Count how many lines below contain the word "name", then give that number alone.

**Figure record listings:**
/---

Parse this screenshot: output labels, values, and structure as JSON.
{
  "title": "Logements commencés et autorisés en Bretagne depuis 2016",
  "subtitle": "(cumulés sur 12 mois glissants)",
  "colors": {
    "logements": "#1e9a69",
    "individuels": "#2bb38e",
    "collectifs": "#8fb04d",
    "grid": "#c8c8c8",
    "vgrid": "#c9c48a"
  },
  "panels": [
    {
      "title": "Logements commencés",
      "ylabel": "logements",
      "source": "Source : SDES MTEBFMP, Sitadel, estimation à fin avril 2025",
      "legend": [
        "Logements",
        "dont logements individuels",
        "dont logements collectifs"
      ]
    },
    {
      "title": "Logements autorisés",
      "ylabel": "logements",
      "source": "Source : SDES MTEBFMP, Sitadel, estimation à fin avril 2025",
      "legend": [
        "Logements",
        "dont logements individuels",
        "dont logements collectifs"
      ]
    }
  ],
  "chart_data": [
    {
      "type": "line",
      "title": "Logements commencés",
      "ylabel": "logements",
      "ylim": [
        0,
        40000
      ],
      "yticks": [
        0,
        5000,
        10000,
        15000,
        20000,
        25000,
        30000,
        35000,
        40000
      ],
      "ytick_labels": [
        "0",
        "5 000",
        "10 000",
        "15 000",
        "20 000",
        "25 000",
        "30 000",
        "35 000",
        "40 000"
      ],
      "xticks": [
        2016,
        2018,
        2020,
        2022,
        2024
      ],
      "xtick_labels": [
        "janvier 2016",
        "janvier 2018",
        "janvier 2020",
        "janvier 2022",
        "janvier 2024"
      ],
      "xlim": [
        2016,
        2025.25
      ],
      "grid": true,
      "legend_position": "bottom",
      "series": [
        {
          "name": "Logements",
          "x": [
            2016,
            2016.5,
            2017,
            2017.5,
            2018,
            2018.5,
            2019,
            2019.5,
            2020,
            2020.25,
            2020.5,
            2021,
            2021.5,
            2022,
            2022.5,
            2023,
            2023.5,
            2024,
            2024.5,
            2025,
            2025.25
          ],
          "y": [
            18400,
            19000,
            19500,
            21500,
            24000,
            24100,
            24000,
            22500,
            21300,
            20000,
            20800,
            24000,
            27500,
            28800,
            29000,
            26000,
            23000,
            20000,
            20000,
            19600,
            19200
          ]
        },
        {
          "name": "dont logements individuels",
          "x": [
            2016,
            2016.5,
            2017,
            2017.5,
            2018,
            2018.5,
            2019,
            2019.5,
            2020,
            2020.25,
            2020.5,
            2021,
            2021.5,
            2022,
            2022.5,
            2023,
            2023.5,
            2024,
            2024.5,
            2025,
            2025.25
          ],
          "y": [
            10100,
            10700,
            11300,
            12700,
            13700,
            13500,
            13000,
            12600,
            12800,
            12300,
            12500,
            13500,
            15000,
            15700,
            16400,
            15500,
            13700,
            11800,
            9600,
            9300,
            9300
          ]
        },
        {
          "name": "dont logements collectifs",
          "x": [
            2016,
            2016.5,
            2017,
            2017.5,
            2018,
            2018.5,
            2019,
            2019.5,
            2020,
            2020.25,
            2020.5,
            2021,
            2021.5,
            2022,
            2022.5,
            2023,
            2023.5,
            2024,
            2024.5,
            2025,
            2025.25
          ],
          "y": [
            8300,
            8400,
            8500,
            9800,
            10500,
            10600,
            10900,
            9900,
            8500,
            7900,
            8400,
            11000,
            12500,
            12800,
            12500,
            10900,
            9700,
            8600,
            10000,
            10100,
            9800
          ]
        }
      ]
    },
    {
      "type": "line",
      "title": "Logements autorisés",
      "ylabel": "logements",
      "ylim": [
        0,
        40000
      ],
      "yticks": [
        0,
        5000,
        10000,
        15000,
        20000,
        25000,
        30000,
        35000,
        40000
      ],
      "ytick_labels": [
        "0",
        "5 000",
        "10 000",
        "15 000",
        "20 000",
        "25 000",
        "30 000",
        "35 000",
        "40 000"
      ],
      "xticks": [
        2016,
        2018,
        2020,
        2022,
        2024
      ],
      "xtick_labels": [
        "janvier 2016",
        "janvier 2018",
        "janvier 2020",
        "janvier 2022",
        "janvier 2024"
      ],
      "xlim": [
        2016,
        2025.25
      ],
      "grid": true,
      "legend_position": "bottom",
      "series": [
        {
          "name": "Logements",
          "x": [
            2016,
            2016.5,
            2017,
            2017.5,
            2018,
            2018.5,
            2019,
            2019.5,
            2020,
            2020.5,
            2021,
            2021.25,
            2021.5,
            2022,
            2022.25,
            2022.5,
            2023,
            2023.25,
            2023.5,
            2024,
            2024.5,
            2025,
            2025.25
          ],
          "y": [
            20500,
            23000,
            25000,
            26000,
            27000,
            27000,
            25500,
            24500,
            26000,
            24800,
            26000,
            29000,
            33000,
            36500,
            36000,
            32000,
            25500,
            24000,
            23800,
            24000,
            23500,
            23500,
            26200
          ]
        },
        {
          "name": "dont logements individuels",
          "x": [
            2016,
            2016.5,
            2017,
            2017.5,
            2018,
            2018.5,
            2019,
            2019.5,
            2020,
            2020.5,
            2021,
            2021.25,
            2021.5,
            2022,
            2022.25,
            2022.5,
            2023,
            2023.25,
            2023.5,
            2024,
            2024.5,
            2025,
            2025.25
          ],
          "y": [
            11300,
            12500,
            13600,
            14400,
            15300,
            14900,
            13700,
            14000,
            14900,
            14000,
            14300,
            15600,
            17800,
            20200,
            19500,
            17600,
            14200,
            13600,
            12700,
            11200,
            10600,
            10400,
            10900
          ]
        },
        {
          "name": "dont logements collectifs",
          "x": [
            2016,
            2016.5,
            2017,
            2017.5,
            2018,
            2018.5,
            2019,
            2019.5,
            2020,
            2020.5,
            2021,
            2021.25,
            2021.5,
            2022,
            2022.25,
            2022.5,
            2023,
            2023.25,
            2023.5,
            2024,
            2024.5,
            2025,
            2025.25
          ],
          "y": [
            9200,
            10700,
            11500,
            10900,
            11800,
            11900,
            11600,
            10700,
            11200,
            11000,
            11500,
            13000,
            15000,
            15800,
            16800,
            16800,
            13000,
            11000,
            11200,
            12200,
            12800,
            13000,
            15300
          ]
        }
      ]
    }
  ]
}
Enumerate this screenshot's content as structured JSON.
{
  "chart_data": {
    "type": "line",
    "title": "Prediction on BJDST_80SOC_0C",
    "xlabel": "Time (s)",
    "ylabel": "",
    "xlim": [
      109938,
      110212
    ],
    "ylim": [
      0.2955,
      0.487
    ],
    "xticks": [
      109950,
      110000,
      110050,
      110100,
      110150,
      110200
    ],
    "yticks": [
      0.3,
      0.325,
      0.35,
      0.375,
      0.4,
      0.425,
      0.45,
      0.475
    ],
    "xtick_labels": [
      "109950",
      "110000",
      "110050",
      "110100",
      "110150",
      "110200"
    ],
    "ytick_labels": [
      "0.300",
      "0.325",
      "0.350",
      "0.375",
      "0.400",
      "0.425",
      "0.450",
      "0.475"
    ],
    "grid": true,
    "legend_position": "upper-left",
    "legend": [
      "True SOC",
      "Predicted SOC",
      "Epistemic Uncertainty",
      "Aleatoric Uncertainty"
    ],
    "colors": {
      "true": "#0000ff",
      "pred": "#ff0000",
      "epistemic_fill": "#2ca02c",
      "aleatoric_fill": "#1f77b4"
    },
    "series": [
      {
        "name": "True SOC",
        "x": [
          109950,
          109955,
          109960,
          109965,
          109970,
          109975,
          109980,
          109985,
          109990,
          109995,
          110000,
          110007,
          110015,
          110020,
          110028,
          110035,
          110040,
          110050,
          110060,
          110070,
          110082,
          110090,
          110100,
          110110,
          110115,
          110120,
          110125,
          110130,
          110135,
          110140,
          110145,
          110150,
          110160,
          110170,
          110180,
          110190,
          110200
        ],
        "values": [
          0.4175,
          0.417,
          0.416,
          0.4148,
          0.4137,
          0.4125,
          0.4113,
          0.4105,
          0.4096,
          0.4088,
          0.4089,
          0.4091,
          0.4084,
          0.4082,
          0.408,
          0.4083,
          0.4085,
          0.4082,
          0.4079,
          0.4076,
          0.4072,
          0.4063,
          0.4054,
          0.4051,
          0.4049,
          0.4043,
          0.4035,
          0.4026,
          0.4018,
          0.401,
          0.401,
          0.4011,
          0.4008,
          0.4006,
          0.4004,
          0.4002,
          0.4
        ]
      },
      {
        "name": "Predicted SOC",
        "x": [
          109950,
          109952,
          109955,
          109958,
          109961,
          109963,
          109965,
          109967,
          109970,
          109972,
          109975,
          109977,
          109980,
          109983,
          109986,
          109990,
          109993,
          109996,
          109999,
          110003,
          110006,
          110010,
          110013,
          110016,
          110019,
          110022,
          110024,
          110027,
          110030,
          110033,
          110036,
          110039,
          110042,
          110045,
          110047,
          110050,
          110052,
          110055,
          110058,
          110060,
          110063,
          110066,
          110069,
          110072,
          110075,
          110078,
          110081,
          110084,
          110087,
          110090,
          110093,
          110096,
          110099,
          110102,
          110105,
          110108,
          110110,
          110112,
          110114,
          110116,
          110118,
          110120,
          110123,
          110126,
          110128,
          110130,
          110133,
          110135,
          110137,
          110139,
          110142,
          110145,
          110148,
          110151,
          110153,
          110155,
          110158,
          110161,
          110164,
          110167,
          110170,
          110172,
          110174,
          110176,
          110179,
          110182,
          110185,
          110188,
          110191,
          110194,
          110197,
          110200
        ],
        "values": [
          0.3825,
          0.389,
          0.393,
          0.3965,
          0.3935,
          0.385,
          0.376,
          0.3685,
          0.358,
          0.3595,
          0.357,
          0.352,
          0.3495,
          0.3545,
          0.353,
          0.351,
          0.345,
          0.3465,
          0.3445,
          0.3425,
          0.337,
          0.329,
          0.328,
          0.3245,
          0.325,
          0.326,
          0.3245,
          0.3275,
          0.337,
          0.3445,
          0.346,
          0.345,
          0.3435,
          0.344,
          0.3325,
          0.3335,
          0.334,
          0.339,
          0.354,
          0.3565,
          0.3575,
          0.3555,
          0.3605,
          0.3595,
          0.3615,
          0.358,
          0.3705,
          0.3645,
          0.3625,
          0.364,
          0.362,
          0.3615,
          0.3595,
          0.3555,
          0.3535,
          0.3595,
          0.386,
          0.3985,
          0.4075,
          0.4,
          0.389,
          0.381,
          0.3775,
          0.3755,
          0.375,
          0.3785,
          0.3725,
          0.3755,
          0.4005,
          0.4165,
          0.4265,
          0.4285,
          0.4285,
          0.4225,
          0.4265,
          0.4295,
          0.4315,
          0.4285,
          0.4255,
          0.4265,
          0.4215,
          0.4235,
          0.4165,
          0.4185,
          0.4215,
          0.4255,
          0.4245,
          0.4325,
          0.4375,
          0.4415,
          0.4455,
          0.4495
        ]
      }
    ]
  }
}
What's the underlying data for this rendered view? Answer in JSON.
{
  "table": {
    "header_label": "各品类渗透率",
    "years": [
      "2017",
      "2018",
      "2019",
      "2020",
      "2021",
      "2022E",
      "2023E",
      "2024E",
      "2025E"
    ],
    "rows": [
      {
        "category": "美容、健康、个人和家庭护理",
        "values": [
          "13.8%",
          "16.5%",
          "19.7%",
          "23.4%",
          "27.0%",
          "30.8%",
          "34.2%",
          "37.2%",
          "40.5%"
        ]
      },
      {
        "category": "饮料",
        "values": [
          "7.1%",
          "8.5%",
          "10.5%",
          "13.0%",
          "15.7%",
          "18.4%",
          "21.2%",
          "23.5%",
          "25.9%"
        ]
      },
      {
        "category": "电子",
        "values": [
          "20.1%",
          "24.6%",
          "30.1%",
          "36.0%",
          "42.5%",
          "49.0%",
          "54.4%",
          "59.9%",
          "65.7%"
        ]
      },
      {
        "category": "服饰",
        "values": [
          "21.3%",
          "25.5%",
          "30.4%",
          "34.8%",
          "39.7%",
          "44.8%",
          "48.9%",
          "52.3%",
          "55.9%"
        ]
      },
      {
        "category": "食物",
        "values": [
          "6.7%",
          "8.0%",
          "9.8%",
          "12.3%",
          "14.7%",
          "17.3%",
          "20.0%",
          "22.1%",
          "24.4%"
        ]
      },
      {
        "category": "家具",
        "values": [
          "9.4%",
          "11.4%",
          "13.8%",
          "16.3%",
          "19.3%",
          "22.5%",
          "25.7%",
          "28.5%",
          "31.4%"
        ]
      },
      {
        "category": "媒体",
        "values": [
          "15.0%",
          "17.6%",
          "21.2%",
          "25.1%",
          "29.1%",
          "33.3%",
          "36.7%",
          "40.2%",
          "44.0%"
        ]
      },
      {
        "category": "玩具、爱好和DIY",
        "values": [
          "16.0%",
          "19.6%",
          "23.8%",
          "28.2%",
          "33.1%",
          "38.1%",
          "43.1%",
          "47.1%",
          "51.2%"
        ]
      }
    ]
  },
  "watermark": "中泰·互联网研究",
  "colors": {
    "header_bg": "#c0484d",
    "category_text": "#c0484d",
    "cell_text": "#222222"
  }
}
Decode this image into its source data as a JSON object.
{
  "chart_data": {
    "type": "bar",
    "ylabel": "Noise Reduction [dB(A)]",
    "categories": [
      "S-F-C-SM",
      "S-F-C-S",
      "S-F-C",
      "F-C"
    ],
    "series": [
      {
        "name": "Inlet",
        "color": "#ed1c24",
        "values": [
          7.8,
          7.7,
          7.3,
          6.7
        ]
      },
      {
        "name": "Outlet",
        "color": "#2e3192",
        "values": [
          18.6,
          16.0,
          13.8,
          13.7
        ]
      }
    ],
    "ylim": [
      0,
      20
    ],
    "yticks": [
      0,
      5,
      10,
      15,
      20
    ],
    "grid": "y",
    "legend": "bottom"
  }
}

\---

**RESPONSE FOR THIS EXERCISE:** 10